## Begin Information shown

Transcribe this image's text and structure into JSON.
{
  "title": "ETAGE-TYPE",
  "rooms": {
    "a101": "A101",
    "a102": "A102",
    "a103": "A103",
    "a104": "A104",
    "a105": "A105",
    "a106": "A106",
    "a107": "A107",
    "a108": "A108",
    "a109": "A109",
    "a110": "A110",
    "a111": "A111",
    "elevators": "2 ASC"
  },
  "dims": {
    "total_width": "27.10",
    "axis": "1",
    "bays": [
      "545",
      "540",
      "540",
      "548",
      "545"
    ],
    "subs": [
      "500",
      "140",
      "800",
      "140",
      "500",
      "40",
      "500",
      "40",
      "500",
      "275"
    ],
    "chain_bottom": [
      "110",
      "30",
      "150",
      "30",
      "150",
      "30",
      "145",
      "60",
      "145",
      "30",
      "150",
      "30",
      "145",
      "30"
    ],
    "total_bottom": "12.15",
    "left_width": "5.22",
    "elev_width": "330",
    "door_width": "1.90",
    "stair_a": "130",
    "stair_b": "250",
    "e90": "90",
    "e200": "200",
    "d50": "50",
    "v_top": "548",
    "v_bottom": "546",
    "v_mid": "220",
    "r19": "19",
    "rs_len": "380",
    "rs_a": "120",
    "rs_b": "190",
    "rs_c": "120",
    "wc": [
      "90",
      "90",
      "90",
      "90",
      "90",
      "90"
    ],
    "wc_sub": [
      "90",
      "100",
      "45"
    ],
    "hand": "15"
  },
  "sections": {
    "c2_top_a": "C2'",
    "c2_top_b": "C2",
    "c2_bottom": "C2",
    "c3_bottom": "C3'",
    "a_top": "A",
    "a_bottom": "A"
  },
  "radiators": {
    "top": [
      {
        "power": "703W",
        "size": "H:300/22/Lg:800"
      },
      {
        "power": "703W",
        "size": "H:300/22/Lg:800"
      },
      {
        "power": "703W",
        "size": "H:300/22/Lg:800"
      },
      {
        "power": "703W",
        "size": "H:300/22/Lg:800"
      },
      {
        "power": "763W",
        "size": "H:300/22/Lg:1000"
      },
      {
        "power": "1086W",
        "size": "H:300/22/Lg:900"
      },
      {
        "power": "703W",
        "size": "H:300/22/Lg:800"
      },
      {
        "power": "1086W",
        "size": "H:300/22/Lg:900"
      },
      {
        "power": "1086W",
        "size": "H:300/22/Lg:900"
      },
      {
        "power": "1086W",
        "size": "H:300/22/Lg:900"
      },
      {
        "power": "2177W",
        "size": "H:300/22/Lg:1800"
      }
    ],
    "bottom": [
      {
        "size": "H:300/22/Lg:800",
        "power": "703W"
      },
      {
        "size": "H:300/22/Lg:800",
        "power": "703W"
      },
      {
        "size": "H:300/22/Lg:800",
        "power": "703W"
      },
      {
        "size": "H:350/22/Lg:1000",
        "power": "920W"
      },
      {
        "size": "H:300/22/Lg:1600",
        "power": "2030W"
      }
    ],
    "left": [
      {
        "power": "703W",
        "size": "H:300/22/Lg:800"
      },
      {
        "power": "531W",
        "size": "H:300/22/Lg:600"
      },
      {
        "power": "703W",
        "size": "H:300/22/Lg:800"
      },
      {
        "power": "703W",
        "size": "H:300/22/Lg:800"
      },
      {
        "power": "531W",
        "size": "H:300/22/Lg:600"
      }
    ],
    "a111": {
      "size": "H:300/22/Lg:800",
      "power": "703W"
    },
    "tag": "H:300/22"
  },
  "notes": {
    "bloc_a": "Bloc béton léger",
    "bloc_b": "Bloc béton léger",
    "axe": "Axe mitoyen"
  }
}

## End Information shown

> **Task objective**: Pull out all lines from the entries above in which the word "béton" appears.

> **Complete response**:
    "bloc_a": "Bloc béton léger",
    "bloc_b": "Bloc béton léger",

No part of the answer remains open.